Reproduce the listing exactly and skip over any pictures.

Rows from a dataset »
_ _ _ _ _

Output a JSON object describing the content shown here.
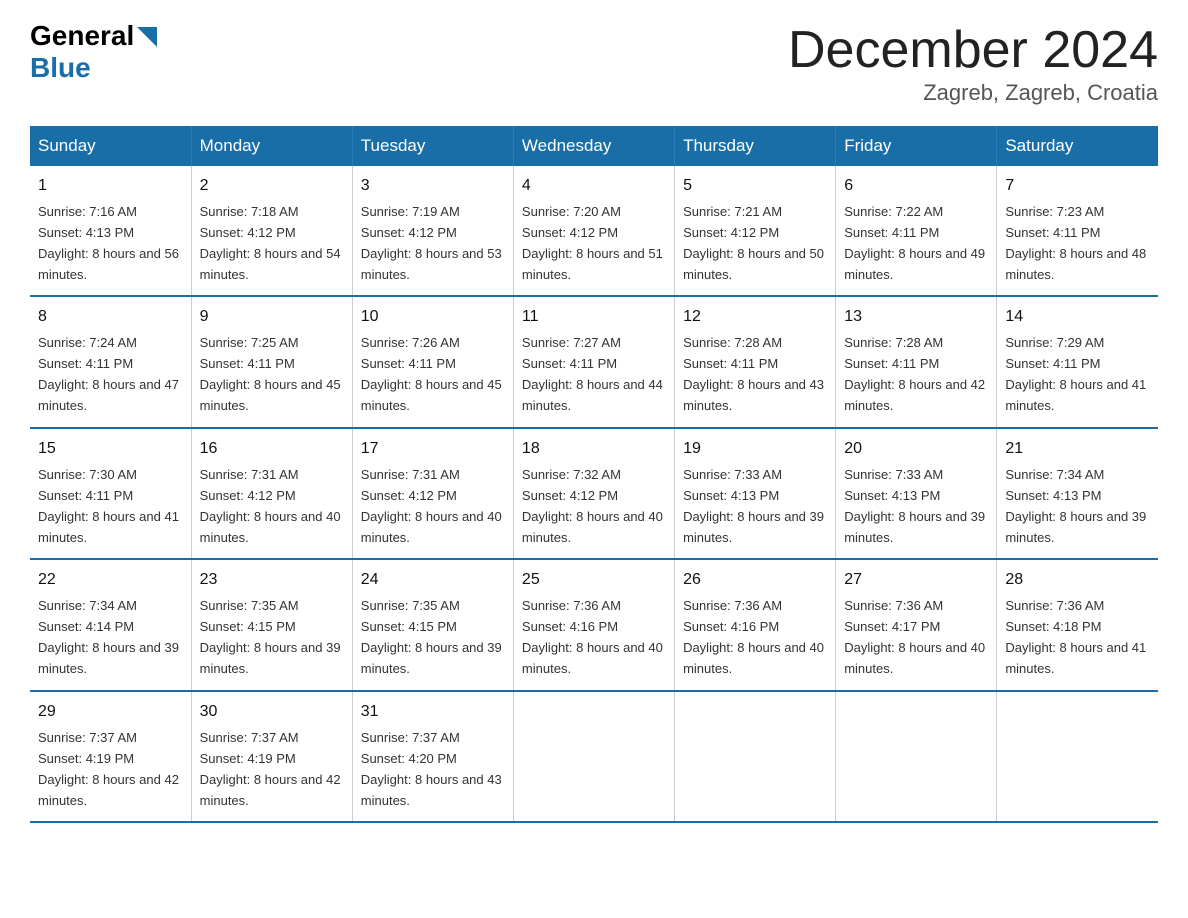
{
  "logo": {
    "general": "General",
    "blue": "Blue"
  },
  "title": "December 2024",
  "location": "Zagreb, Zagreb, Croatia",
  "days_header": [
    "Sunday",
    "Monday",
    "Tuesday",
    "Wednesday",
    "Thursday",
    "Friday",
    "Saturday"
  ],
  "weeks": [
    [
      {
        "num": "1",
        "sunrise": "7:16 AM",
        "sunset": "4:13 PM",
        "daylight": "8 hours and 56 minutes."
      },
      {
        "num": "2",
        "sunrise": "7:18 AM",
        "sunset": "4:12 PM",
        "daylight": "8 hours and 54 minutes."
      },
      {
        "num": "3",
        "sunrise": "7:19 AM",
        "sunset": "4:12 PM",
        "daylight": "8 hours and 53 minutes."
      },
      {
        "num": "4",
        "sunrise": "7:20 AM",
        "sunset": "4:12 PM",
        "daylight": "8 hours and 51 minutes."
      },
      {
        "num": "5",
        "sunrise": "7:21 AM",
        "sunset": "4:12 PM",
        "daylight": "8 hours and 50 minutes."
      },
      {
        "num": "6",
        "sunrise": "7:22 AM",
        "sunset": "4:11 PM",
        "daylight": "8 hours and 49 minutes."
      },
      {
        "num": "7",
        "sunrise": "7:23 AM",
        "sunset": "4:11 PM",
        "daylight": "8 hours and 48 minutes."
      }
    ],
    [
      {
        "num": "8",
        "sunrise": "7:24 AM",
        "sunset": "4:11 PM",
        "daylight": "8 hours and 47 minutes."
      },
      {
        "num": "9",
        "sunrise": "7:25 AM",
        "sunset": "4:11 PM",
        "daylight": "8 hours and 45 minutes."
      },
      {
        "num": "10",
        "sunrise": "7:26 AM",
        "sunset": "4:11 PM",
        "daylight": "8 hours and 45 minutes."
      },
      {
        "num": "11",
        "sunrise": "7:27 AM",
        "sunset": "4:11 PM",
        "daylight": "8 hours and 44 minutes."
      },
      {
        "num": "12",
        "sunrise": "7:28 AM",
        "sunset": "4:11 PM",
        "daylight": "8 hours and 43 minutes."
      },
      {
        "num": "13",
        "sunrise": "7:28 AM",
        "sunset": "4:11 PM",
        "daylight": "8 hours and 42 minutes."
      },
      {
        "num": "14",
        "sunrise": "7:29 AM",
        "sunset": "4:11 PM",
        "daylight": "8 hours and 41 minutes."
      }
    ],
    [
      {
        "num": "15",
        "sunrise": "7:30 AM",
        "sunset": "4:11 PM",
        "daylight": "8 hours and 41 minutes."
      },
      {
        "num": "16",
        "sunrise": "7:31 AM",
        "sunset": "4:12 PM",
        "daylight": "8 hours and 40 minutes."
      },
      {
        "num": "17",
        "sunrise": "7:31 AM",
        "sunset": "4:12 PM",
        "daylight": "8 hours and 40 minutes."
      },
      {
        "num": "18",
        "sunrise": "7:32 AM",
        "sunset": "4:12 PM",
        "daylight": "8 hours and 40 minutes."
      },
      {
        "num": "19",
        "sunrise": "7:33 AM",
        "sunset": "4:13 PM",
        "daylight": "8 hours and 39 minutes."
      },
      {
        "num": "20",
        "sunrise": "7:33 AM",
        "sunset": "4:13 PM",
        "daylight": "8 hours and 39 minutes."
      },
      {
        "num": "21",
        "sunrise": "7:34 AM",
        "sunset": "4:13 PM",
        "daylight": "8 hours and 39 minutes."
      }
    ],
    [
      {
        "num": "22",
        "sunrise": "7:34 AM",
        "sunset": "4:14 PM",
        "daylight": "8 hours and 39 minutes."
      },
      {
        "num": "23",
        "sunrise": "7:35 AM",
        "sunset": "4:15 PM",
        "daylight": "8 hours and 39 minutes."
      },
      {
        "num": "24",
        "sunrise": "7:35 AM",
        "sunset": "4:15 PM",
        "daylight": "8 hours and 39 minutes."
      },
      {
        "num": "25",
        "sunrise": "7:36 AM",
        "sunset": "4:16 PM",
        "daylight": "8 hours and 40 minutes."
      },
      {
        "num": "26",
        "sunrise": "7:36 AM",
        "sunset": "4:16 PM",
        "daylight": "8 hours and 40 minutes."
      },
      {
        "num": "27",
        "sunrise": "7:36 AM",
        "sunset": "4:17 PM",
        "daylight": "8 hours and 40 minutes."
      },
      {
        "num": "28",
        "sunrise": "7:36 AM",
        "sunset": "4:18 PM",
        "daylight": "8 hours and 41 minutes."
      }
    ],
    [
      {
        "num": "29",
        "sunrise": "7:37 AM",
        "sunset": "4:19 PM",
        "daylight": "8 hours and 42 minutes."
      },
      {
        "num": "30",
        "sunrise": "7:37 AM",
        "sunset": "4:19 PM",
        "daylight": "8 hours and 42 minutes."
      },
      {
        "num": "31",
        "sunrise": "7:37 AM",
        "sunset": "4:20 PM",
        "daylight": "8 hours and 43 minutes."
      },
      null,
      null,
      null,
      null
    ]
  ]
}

_ _ _ _ _

Full output »
Output a JSON object describing the content shown here.
{
  "logo": {
    "general": "General",
    "blue": "Blue"
  },
  "title": "December 2024",
  "location": "Zagreb, Zagreb, Croatia",
  "days_header": [
    "Sunday",
    "Monday",
    "Tuesday",
    "Wednesday",
    "Thursday",
    "Friday",
    "Saturday"
  ],
  "weeks": [
    [
      {
        "num": "1",
        "sunrise": "7:16 AM",
        "sunset": "4:13 PM",
        "daylight": "8 hours and 56 minutes."
      },
      {
        "num": "2",
        "sunrise": "7:18 AM",
        "sunset": "4:12 PM",
        "daylight": "8 hours and 54 minutes."
      },
      {
        "num": "3",
        "sunrise": "7:19 AM",
        "sunset": "4:12 PM",
        "daylight": "8 hours and 53 minutes."
      },
      {
        "num": "4",
        "sunrise": "7:20 AM",
        "sunset": "4:12 PM",
        "daylight": "8 hours and 51 minutes."
      },
      {
        "num": "5",
        "sunrise": "7:21 AM",
        "sunset": "4:12 PM",
        "daylight": "8 hours and 50 minutes."
      },
      {
        "num": "6",
        "sunrise": "7:22 AM",
        "sunset": "4:11 PM",
        "daylight": "8 hours and 49 minutes."
      },
      {
        "num": "7",
        "sunrise": "7:23 AM",
        "sunset": "4:11 PM",
        "daylight": "8 hours and 48 minutes."
      }
    ],
    [
      {
        "num": "8",
        "sunrise": "7:24 AM",
        "sunset": "4:11 PM",
        "daylight": "8 hours and 47 minutes."
      },
      {
        "num": "9",
        "sunrise": "7:25 AM",
        "sunset": "4:11 PM",
        "daylight": "8 hours and 45 minutes."
      },
      {
        "num": "10",
        "sunrise": "7:26 AM",
        "sunset": "4:11 PM",
        "daylight": "8 hours and 45 minutes."
      },
      {
        "num": "11",
        "sunrise": "7:27 AM",
        "sunset": "4:11 PM",
        "daylight": "8 hours and 44 minutes."
      },
      {
        "num": "12",
        "sunrise": "7:28 AM",
        "sunset": "4:11 PM",
        "daylight": "8 hours and 43 minutes."
      },
      {
        "num": "13",
        "sunrise": "7:28 AM",
        "sunset": "4:11 PM",
        "daylight": "8 hours and 42 minutes."
      },
      {
        "num": "14",
        "sunrise": "7:29 AM",
        "sunset": "4:11 PM",
        "daylight": "8 hours and 41 minutes."
      }
    ],
    [
      {
        "num": "15",
        "sunrise": "7:30 AM",
        "sunset": "4:11 PM",
        "daylight": "8 hours and 41 minutes."
      },
      {
        "num": "16",
        "sunrise": "7:31 AM",
        "sunset": "4:12 PM",
        "daylight": "8 hours and 40 minutes."
      },
      {
        "num": "17",
        "sunrise": "7:31 AM",
        "sunset": "4:12 PM",
        "daylight": "8 hours and 40 minutes."
      },
      {
        "num": "18",
        "sunrise": "7:32 AM",
        "sunset": "4:12 PM",
        "daylight": "8 hours and 40 minutes."
      },
      {
        "num": "19",
        "sunrise": "7:33 AM",
        "sunset": "4:13 PM",
        "daylight": "8 hours and 39 minutes."
      },
      {
        "num": "20",
        "sunrise": "7:33 AM",
        "sunset": "4:13 PM",
        "daylight": "8 hours and 39 minutes."
      },
      {
        "num": "21",
        "sunrise": "7:34 AM",
        "sunset": "4:13 PM",
        "daylight": "8 hours and 39 minutes."
      }
    ],
    [
      {
        "num": "22",
        "sunrise": "7:34 AM",
        "sunset": "4:14 PM",
        "daylight": "8 hours and 39 minutes."
      },
      {
        "num": "23",
        "sunrise": "7:35 AM",
        "sunset": "4:15 PM",
        "daylight": "8 hours and 39 minutes."
      },
      {
        "num": "24",
        "sunrise": "7:35 AM",
        "sunset": "4:15 PM",
        "daylight": "8 hours and 39 minutes."
      },
      {
        "num": "25",
        "sunrise": "7:36 AM",
        "sunset": "4:16 PM",
        "daylight": "8 hours and 40 minutes."
      },
      {
        "num": "26",
        "sunrise": "7:36 AM",
        "sunset": "4:16 PM",
        "daylight": "8 hours and 40 minutes."
      },
      {
        "num": "27",
        "sunrise": "7:36 AM",
        "sunset": "4:17 PM",
        "daylight": "8 hours and 40 minutes."
      },
      {
        "num": "28",
        "sunrise": "7:36 AM",
        "sunset": "4:18 PM",
        "daylight": "8 hours and 41 minutes."
      }
    ],
    [
      {
        "num": "29",
        "sunrise": "7:37 AM",
        "sunset": "4:19 PM",
        "daylight": "8 hours and 42 minutes."
      },
      {
        "num": "30",
        "sunrise": "7:37 AM",
        "sunset": "4:19 PM",
        "daylight": "8 hours and 42 minutes."
      },
      {
        "num": "31",
        "sunrise": "7:37 AM",
        "sunset": "4:20 PM",
        "daylight": "8 hours and 43 minutes."
      },
      null,
      null,
      null,
      null
    ]
  ]
}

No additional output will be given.